CHALLENGE - Pull out every line with the word "that".

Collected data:
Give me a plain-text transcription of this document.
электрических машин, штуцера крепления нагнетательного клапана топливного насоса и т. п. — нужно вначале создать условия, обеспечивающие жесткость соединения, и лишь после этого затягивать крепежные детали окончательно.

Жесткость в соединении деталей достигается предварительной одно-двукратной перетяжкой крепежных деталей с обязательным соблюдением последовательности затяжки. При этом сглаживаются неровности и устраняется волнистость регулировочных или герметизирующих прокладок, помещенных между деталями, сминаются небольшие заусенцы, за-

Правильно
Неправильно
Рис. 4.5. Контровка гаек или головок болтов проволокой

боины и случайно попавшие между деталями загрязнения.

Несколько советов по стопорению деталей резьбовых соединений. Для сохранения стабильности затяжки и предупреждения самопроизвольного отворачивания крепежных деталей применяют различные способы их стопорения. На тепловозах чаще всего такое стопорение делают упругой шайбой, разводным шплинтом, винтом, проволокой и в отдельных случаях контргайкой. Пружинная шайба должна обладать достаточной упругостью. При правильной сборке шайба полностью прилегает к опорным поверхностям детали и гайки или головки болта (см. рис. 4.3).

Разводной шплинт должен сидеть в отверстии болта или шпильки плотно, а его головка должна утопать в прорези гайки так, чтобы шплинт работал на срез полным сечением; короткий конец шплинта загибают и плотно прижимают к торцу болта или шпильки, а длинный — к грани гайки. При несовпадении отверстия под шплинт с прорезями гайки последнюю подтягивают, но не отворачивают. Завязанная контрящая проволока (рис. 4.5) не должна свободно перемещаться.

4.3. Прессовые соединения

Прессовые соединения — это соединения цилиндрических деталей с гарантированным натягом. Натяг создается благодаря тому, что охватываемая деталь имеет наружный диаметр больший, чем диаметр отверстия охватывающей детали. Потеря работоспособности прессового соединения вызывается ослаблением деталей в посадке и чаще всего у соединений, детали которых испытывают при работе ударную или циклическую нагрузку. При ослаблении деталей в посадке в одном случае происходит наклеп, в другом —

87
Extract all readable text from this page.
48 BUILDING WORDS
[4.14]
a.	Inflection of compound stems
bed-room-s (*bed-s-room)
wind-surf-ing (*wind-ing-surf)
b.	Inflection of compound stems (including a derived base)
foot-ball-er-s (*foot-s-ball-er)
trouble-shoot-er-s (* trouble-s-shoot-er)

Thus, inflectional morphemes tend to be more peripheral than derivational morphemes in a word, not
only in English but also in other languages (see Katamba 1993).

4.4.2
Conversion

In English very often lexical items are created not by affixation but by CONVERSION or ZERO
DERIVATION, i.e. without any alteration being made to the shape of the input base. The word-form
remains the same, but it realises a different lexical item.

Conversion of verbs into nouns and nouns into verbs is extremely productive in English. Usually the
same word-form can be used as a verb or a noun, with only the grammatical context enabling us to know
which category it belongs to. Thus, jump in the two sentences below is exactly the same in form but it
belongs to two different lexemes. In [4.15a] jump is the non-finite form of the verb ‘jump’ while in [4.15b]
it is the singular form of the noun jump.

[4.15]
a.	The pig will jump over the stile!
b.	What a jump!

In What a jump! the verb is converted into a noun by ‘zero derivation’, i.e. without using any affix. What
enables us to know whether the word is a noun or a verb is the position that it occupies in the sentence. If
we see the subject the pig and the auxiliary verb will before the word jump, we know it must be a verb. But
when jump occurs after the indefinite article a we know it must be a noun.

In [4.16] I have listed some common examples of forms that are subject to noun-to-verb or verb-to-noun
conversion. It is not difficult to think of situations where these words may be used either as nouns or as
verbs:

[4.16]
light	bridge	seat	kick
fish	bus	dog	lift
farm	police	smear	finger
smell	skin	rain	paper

EXERCISE ANSWER -
enables us to know whether the word is a noun or a verb is the position that it occupies in the sentence. If
In [4.16] I have listed some common examples of forms that are subject to noun-to-verb or verb-to-noun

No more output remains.